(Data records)

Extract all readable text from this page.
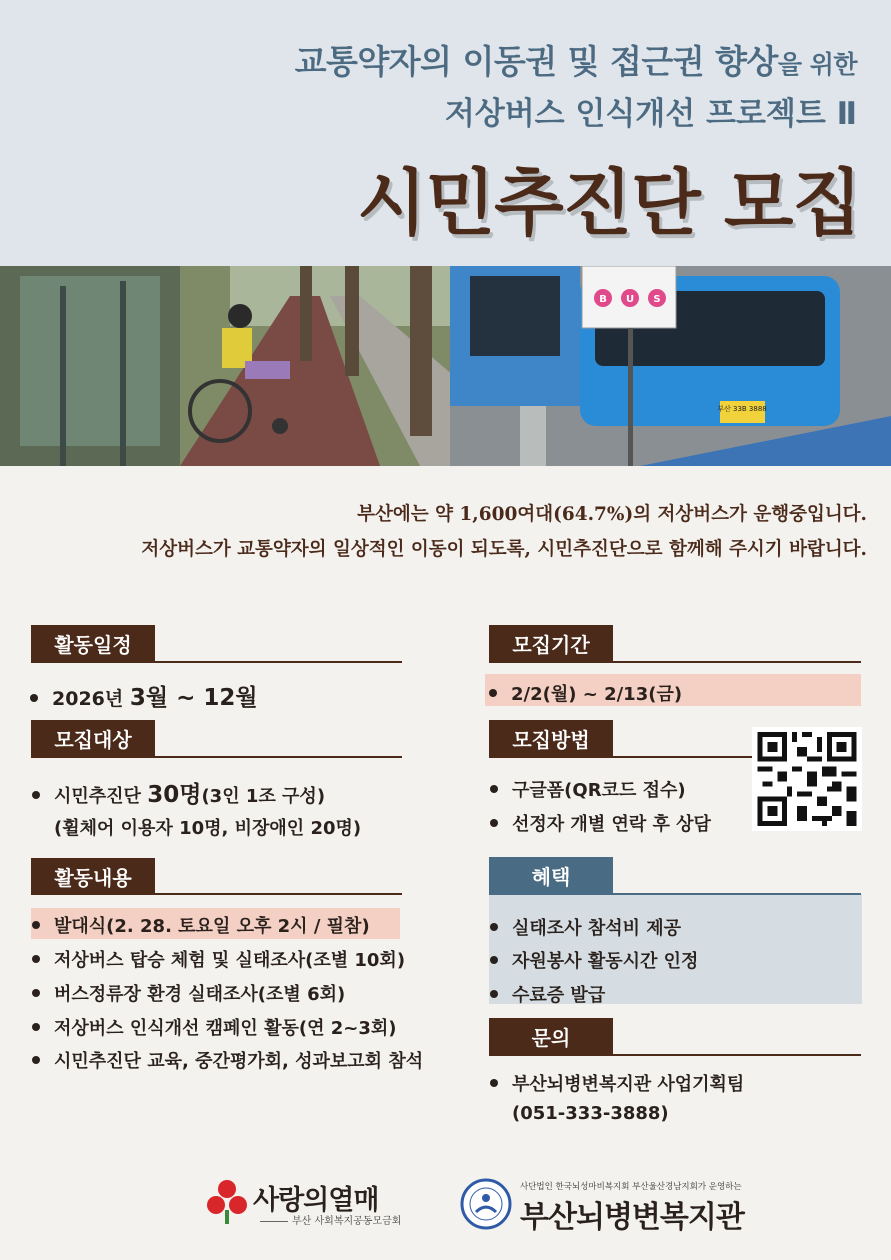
교통약자의 이동권 및 접근권 향상을 위한
저상버스 인식개선 프로젝트 Ⅱ
시민추진단 모집
부산 33B 3888
B U S
부산에는 약 1,600여대(64.7%)의 저상버스가 운행중입니다.
저상버스가 교통약자의 일상적인 이동이 되도록, 시민추진단으로 함께해 주시기 바랍니다.
활동일정
2026년 3월 ~ 12월
모집대상
시민추진단 30명(3인 1조 구성)
(휠체어 이용자 10명, 비장애인 20명)
활동내용
발대식(2. 28. 토요일 오후 2시 / 필참)
저상버스 탑승 체험 및 실태조사(조별 10회)
버스정류장 환경 실태조사(조별 6회)
저상버스 인식개선 캠페인 활동(연 2~3회)
시민추진단 교육, 중간평가회, 성과보고회 참석
모집기간
2/2(월) ~ 2/13(금)
모집방법
구글폼(QR코드 접수)
선정자 개별 연락 후 상담
혜택
실태조사 참석비 제공
자원봉사 활동시간 인정
수료증 발급
문의
부산뇌병변복지관 사업기획팀
(051-333-3888)
사랑의열매
부산 사회복지공동모금회
사단법인 한국뇌성마비복지회 부산울산경남지회가 운영하는
부산뇌병변복지관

SET TASK = Repeat the records in full, exactly as they appear, without the pictures.

ANSWER BELOW =
Extract all readable text from this page.
교통약자의 이동권 및 접근권 향상을 위한
저상버스 인식개선 프로젝트 Ⅱ
시민추진단 모집
부산 33B 3888
B U S
부산에는 약 1,600여대(64.7%)의 저상버스가 운행중입니다.
저상버스가 교통약자의 일상적인 이동이 되도록, 시민추진단으로 함께해 주시기 바랍니다.
활동일정
2026년 3월 ~ 12월
모집대상
시민추진단 30명(3인 1조 구성)
(휠체어 이용자 10명, 비장애인 20명)
활동내용
발대식(2. 28. 토요일 오후 2시 / 필참)
저상버스 탑승 체험 및 실태조사(조별 10회)
버스정류장 환경 실태조사(조별 6회)
저상버스 인식개선 캠페인 활동(연 2~3회)
시민추진단 교육, 중간평가회, 성과보고회 참석
모집기간
2/2(월) ~ 2/13(금)
모집방법
구글폼(QR코드 접수)
선정자 개별 연락 후 상담
혜택
실태조사 참석비 제공
자원봉사 활동시간 인정
수료증 발급
문의
부산뇌병변복지관 사업기획팀
(051-333-3888)
사랑의열매
부산 사회복지공동모금회
사단법인 한국뇌성마비복지회 부산울산경남지회가 운영하는
부산뇌병변복지관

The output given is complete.